State how many lines of the entries hold the string "xlabel", and output nothing but that count.

** begin The input **

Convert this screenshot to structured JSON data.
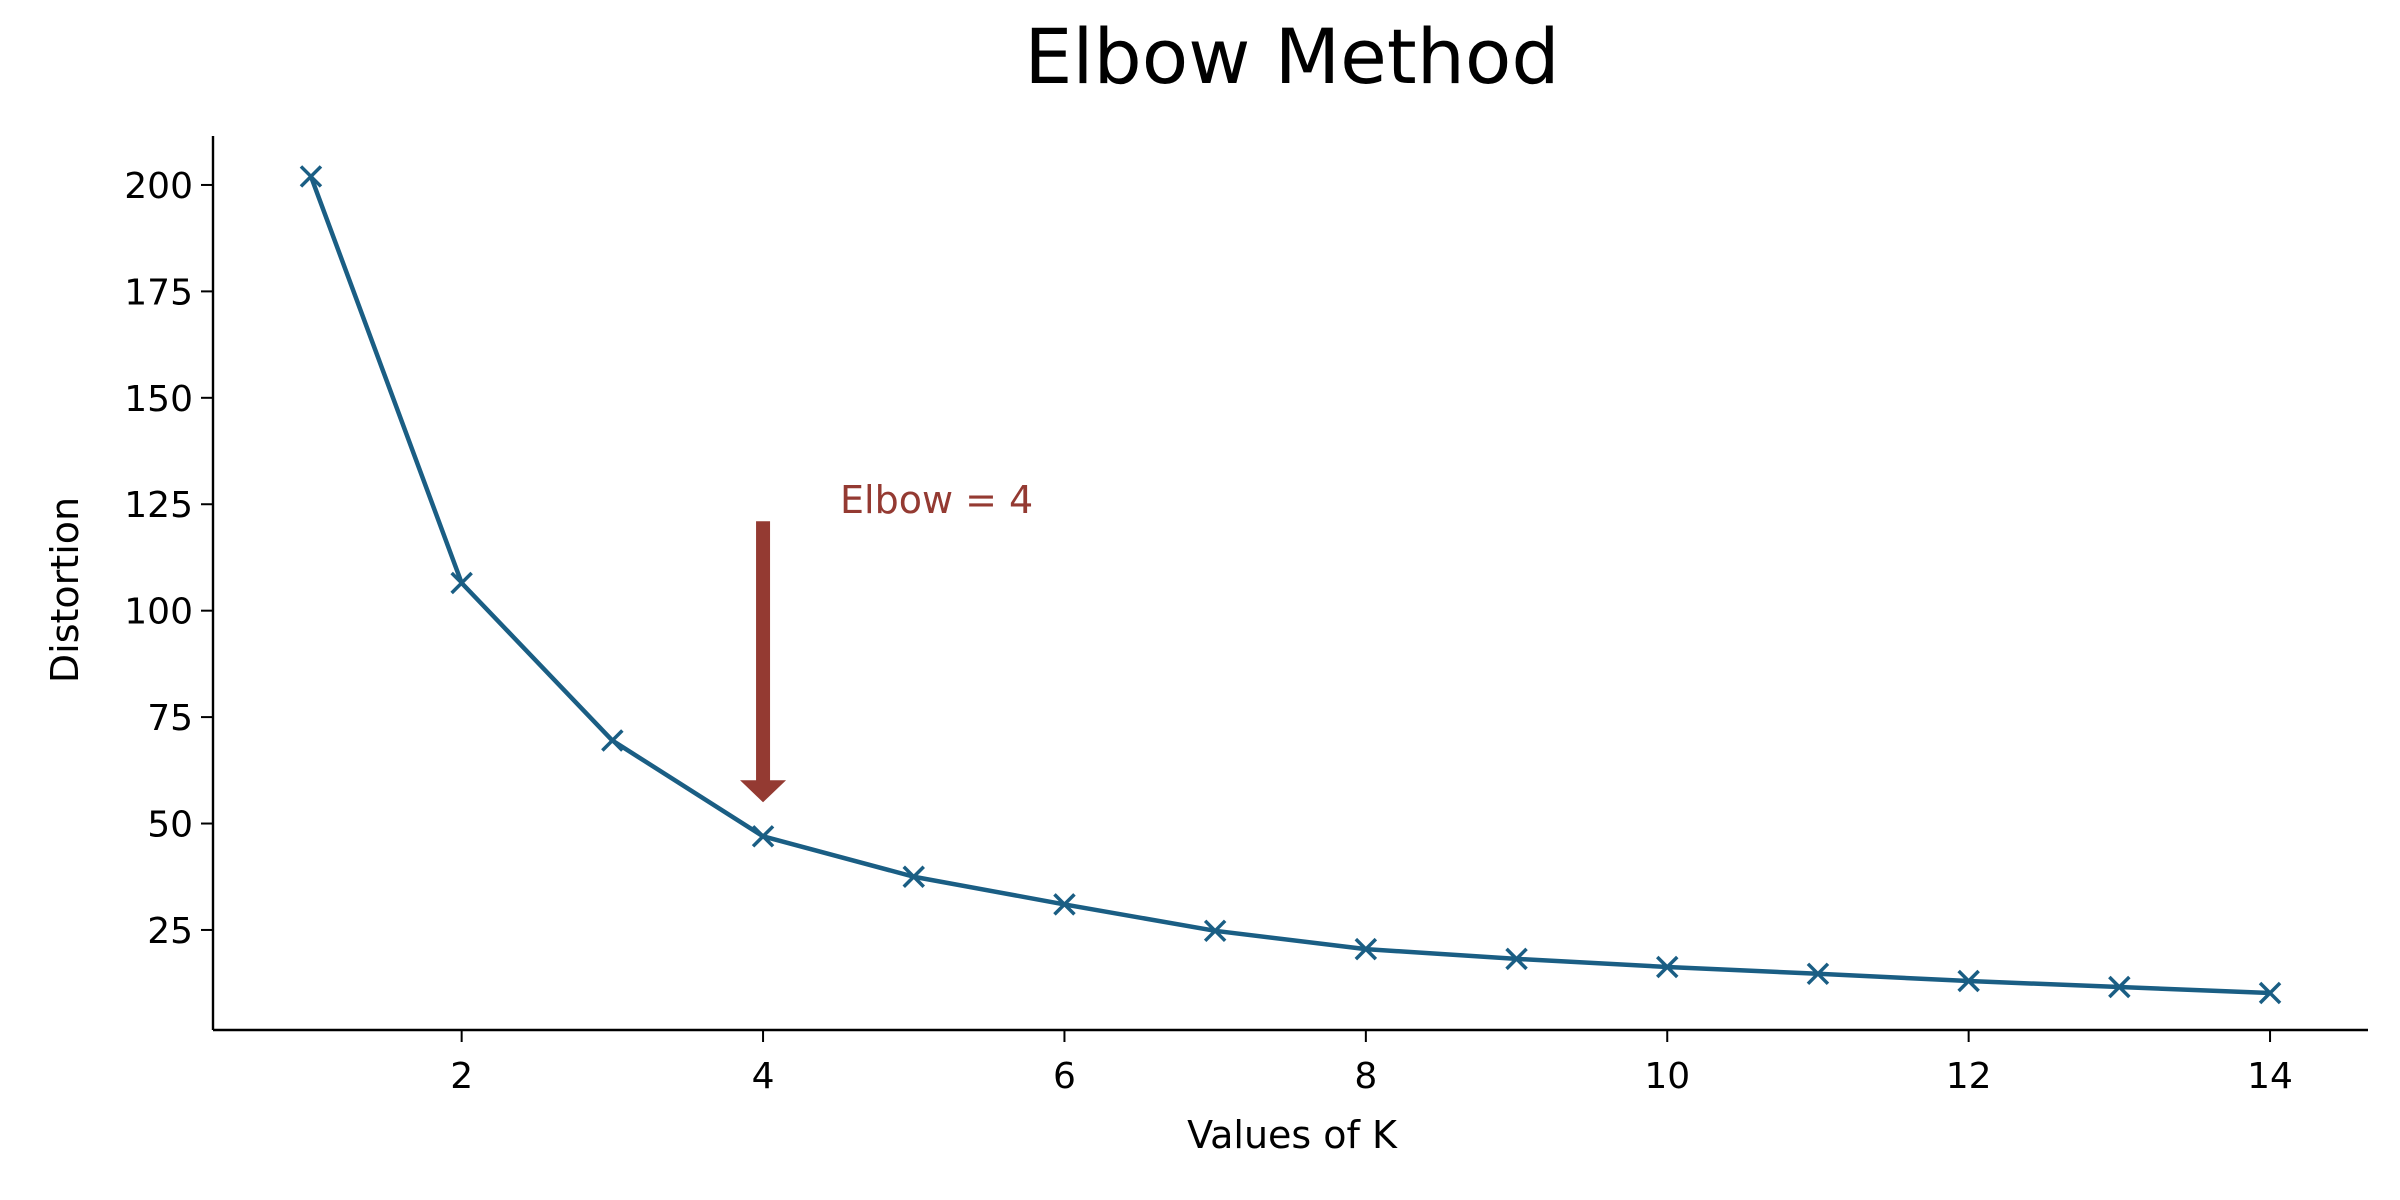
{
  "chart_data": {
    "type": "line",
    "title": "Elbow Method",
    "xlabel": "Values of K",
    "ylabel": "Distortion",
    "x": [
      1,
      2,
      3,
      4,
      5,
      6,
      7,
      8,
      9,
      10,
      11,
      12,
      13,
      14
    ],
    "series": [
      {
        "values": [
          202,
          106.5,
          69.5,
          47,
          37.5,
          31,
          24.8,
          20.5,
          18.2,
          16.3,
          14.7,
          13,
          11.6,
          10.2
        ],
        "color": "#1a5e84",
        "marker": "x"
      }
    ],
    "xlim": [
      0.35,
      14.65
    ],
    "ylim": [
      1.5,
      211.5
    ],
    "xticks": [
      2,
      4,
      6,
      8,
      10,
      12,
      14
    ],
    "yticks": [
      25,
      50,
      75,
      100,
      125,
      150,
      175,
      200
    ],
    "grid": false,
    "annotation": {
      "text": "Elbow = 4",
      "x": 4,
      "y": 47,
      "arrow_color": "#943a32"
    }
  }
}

** end The input **
** begin The input **

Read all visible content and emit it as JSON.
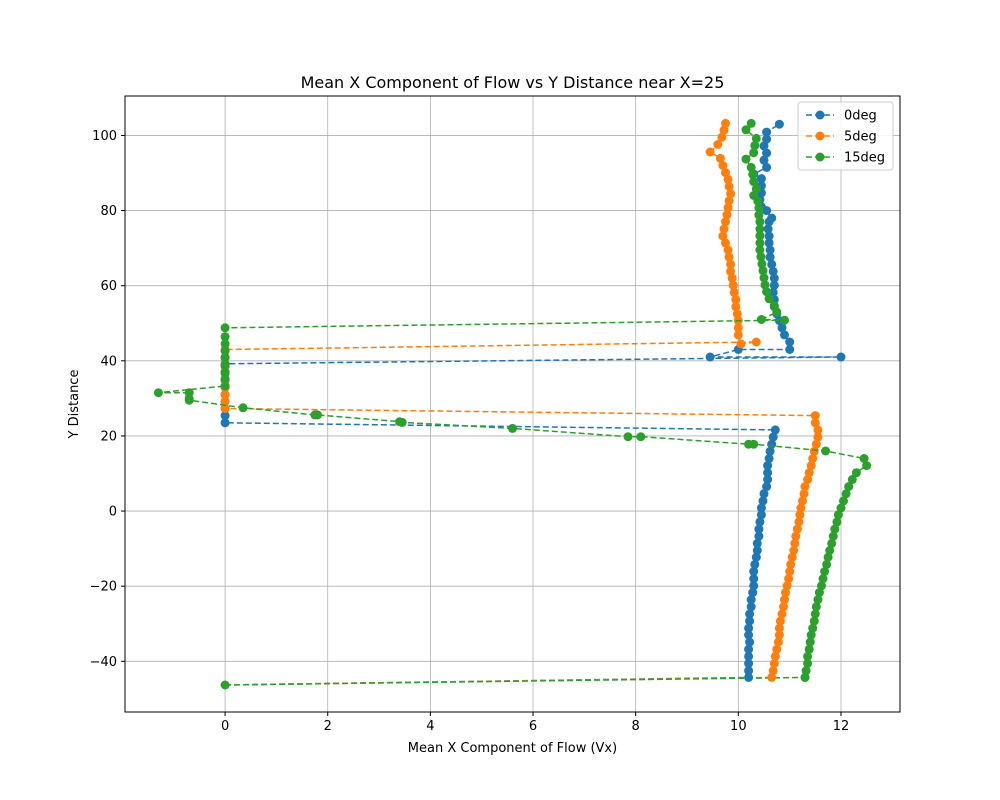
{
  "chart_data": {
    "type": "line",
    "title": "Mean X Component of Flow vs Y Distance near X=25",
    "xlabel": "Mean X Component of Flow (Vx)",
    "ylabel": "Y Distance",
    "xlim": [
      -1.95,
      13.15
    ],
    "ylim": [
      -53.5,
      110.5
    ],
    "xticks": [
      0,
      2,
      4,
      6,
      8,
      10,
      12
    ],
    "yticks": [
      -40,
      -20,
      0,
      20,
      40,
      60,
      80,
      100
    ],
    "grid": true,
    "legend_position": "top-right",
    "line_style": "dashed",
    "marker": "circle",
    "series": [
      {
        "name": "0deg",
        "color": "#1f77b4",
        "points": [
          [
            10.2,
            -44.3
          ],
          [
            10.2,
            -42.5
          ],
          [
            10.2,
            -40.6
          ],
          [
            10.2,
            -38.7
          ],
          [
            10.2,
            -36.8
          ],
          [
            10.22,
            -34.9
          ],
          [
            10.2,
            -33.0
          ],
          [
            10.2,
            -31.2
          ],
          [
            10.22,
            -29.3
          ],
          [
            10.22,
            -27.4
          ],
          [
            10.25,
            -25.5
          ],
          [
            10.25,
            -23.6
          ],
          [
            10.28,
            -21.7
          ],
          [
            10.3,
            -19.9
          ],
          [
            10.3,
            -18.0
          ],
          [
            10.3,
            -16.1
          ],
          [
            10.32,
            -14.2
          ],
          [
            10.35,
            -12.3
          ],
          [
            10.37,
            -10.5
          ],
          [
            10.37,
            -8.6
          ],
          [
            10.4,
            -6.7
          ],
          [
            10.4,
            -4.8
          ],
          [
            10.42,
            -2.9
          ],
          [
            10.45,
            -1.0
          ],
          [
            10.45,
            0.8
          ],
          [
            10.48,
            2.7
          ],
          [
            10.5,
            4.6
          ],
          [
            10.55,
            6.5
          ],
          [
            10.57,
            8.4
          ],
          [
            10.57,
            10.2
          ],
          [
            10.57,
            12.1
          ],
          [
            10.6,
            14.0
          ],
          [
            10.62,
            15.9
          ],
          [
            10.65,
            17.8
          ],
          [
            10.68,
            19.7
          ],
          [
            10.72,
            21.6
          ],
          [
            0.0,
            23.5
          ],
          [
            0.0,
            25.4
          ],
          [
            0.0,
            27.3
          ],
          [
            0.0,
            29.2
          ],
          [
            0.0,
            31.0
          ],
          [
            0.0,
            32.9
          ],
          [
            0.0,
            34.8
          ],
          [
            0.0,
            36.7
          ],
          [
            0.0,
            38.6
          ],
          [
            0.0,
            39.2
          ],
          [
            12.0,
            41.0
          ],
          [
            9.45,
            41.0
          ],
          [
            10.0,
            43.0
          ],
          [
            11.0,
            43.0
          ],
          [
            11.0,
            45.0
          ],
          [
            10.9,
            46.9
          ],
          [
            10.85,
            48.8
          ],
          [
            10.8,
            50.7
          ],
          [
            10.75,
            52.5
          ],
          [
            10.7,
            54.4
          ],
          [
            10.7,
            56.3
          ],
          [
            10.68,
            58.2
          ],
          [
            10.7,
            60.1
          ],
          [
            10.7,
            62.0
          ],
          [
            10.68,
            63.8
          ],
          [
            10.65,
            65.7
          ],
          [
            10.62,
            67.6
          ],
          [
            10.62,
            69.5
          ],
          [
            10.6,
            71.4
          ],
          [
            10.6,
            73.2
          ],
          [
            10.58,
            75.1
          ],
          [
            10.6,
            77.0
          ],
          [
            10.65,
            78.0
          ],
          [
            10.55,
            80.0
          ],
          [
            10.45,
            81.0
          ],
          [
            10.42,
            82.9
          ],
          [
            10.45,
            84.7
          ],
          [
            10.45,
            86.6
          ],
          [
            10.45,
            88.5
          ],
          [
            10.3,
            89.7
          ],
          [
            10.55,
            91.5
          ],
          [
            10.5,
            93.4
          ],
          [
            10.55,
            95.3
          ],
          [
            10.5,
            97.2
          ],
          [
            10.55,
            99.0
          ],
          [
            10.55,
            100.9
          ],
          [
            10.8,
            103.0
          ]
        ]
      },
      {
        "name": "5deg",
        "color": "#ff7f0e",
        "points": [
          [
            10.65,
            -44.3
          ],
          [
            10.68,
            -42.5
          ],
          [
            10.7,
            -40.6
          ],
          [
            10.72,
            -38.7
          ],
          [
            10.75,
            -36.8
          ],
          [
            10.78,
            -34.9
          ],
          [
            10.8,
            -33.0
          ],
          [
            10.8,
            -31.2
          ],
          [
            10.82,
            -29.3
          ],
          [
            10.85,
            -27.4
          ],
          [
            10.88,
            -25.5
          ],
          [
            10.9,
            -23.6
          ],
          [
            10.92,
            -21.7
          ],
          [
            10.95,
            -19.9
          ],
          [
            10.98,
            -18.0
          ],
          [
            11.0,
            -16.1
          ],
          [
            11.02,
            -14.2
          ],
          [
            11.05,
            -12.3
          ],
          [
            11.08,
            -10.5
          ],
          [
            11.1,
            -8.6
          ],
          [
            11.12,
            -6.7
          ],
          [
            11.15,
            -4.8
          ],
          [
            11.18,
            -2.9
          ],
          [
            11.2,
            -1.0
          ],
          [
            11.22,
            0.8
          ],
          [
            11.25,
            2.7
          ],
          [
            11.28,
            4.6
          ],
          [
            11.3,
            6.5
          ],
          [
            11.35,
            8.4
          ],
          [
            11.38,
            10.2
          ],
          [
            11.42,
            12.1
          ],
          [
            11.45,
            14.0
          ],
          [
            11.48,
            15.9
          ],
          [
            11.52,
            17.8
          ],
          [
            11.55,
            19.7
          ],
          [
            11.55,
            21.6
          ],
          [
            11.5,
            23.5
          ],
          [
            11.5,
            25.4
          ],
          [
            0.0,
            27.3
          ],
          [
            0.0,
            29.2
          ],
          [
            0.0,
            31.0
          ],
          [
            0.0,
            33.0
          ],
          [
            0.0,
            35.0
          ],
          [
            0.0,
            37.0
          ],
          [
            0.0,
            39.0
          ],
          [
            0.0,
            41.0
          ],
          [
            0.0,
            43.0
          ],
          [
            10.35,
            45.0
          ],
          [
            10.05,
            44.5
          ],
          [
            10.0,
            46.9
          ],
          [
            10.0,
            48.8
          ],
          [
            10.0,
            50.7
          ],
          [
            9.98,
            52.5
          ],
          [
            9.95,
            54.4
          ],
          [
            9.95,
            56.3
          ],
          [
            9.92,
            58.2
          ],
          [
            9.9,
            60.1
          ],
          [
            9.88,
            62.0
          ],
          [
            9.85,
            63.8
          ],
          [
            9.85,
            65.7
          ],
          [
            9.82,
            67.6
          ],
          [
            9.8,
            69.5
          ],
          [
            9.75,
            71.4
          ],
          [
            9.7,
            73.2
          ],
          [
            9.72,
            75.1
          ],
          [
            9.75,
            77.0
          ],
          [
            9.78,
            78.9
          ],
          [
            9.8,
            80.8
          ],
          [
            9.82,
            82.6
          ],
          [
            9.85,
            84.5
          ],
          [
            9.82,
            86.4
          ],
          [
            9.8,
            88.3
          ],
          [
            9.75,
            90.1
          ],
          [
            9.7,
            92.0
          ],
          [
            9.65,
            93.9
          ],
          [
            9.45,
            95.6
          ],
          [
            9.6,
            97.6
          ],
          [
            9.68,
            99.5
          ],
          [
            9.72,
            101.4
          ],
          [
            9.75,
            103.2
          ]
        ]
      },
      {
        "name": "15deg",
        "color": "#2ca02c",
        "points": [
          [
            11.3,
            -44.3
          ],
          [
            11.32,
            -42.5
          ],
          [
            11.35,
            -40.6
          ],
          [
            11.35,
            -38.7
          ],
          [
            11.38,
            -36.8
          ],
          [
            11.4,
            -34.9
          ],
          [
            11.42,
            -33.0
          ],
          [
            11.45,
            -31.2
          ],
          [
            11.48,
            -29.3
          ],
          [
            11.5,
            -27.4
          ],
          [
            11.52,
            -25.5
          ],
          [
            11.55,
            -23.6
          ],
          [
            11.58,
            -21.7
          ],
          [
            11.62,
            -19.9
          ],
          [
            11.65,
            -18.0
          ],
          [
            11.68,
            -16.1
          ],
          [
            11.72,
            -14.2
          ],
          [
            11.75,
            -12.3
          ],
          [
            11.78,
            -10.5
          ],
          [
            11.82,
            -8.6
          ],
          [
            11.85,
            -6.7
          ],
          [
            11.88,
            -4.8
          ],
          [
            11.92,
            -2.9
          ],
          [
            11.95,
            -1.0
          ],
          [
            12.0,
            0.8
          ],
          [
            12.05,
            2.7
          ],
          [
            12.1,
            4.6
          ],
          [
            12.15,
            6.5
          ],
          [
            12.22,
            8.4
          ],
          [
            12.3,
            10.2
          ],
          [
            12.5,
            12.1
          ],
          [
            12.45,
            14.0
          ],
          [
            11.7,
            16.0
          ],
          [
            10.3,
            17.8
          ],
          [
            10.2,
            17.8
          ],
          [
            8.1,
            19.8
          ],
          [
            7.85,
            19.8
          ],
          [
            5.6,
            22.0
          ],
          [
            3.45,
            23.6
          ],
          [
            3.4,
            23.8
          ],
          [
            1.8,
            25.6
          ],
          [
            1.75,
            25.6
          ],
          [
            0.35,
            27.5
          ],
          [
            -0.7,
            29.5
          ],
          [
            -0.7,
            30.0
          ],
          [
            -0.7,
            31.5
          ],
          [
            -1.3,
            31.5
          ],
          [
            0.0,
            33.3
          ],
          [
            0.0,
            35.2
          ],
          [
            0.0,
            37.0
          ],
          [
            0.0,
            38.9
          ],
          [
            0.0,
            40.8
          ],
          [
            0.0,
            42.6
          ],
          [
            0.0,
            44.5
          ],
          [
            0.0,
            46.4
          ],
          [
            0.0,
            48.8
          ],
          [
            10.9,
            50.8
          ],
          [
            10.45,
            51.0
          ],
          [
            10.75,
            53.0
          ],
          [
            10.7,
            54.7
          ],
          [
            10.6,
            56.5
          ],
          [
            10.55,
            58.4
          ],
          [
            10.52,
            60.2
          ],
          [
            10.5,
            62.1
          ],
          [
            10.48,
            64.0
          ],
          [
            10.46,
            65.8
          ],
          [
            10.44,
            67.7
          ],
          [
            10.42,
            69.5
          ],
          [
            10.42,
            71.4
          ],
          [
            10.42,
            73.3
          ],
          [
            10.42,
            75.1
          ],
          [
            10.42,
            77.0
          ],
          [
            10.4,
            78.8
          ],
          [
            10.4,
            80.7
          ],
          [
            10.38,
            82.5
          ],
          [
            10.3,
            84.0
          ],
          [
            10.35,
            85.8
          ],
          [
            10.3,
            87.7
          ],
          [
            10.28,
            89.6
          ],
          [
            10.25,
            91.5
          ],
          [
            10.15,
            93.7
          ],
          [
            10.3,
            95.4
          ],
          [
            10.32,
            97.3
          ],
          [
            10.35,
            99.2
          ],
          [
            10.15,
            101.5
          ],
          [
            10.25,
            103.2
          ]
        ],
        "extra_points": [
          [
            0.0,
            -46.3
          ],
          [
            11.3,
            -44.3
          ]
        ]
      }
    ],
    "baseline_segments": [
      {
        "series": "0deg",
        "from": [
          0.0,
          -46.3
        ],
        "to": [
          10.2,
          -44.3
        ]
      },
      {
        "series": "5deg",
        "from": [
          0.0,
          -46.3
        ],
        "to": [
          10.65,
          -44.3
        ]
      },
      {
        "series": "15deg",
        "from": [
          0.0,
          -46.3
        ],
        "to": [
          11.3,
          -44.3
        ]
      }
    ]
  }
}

** end The input **

_Exercise answer_.
2